_Task instructions_. Wherever the word "EDUCATION" turns up in a line of the entries, copy that line.

Recorded data:
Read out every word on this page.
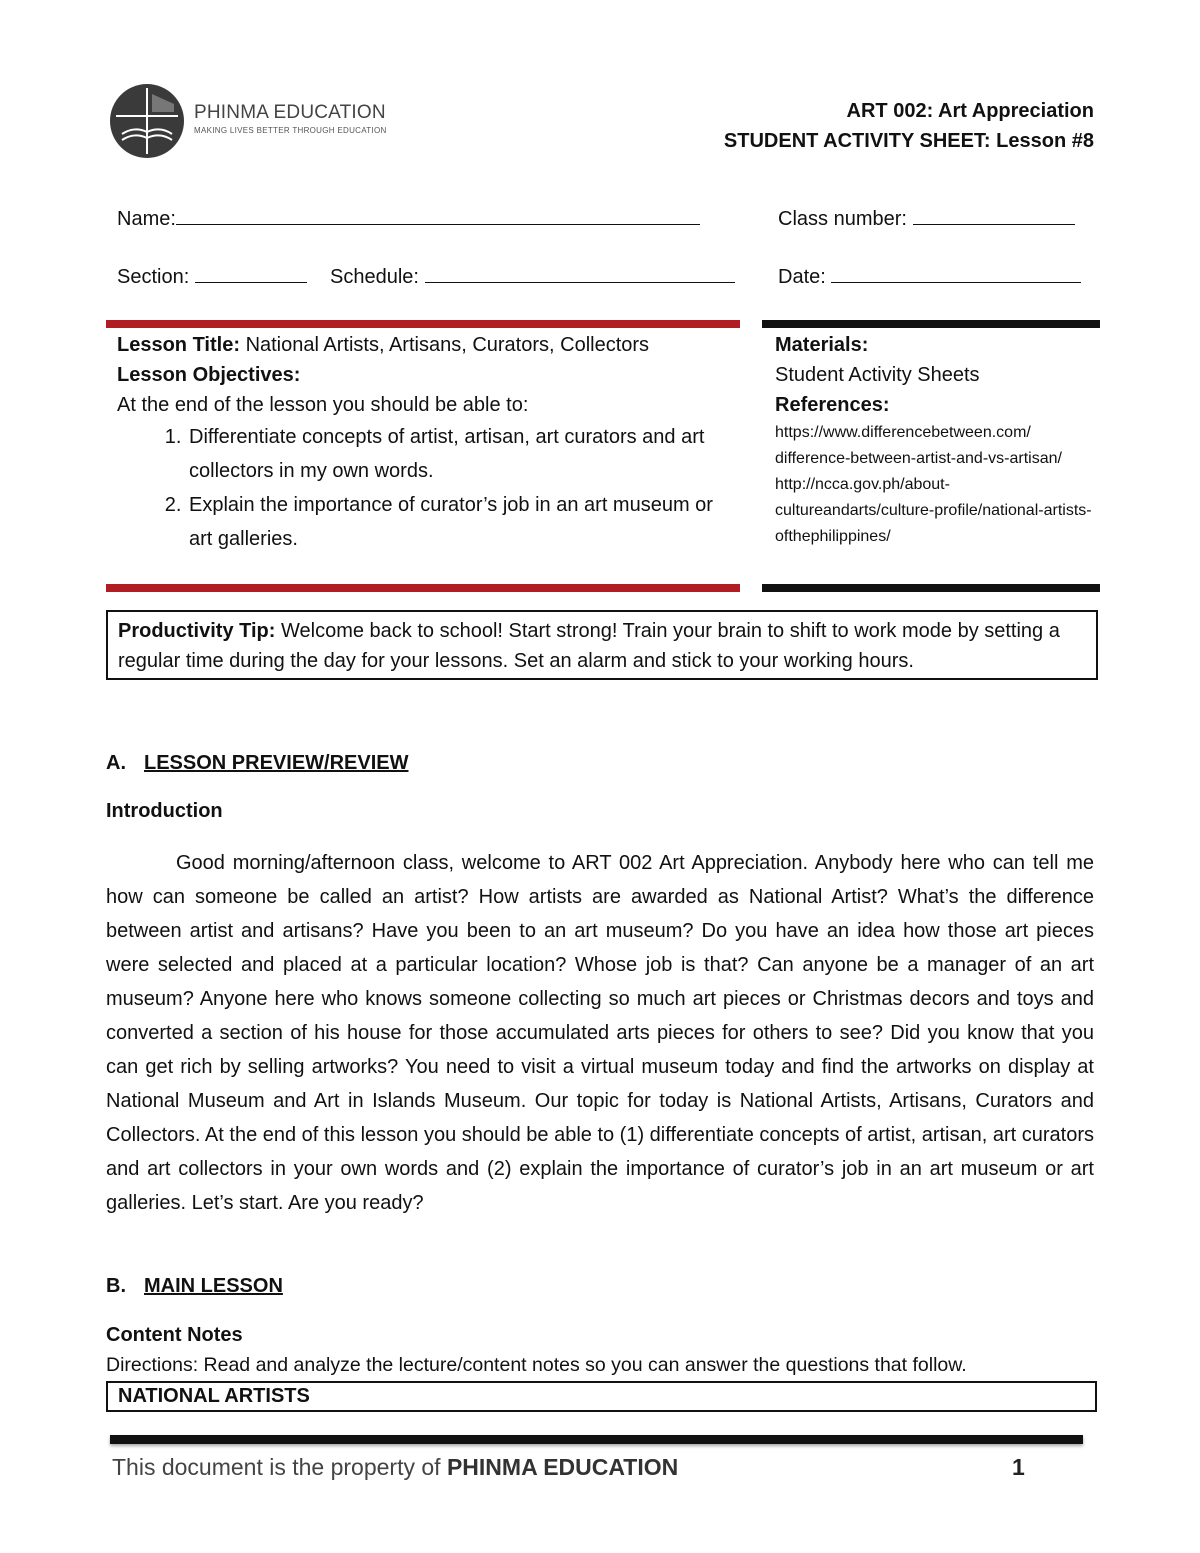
PHINMA EDUCATION
MAKING LIVES BETTER THROUGH EDUCATION
ART 002: Art Appreciation
STUDENT ACTIVITY SHEET: Lesson #8
Name:	Class number:
Section:	Schedule:	Date:
Lesson Title: National Artists, Artisans, Curators, Collectors
Lesson Objectives:
At the end of the lesson you should be able to:
1. Differentiate concepts of artist, artisan, art curators and art collectors in my own words.
2. Explain the importance of curator’s job in an art museum or art galleries.
Materials:
Student Activity Sheets
References:
https://www.differencebetween.com/ difference-between-artist-and-vs-artisan/ http://ncca.gov.ph/about-cultureandarts/culture-profile/national-artists-ofthephilippines/
Productivity Tip: Welcome back to school! Start strong! Train your brain to shift to work mode by setting a regular time during the day for your lessons. Set an alarm and stick to your working hours.
A. LESSON PREVIEW/REVIEW
Introduction
Good morning/afternoon class, welcome to ART 002 Art Appreciation. Anybody here who can tell me how can someone be called an artist? How artists are awarded as National Artist? What’s the difference between artist and artisans? Have you been to an art museum? Do you have an idea how those art pieces were selected and placed at a particular location? Whose job is that? Can anyone be a manager of an art museum? Anyone here who knows someone collecting so much art pieces or Christmas decors and toys and converted a section of his house for those accumulated arts pieces for others to see? Did you know that you can get rich by selling artworks? You need to visit a virtual museum today and find the artworks on display at National Museum and Art in Islands Museum. Our topic for today is National Artists, Artisans, Curators and Collectors. At the end of this lesson you should be able to (1) differentiate concepts of artist, artisan, art curators and art collectors in your own words and (2) explain the importance of curator’s job in an art museum or art galleries. Let’s start. Are you ready?
B. MAIN LESSON
Content Notes
Directions: Read and analyze the lecture/content notes so you can answer the questions that follow.
NATIONAL ARTISTS
This document is the property of PHINMA EDUCATION	1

_Output of the task_.
PHINMA EDUCATION
MAKING LIVES BETTER THROUGH EDUCATION
This document is the property of PHINMA EDUCATION	1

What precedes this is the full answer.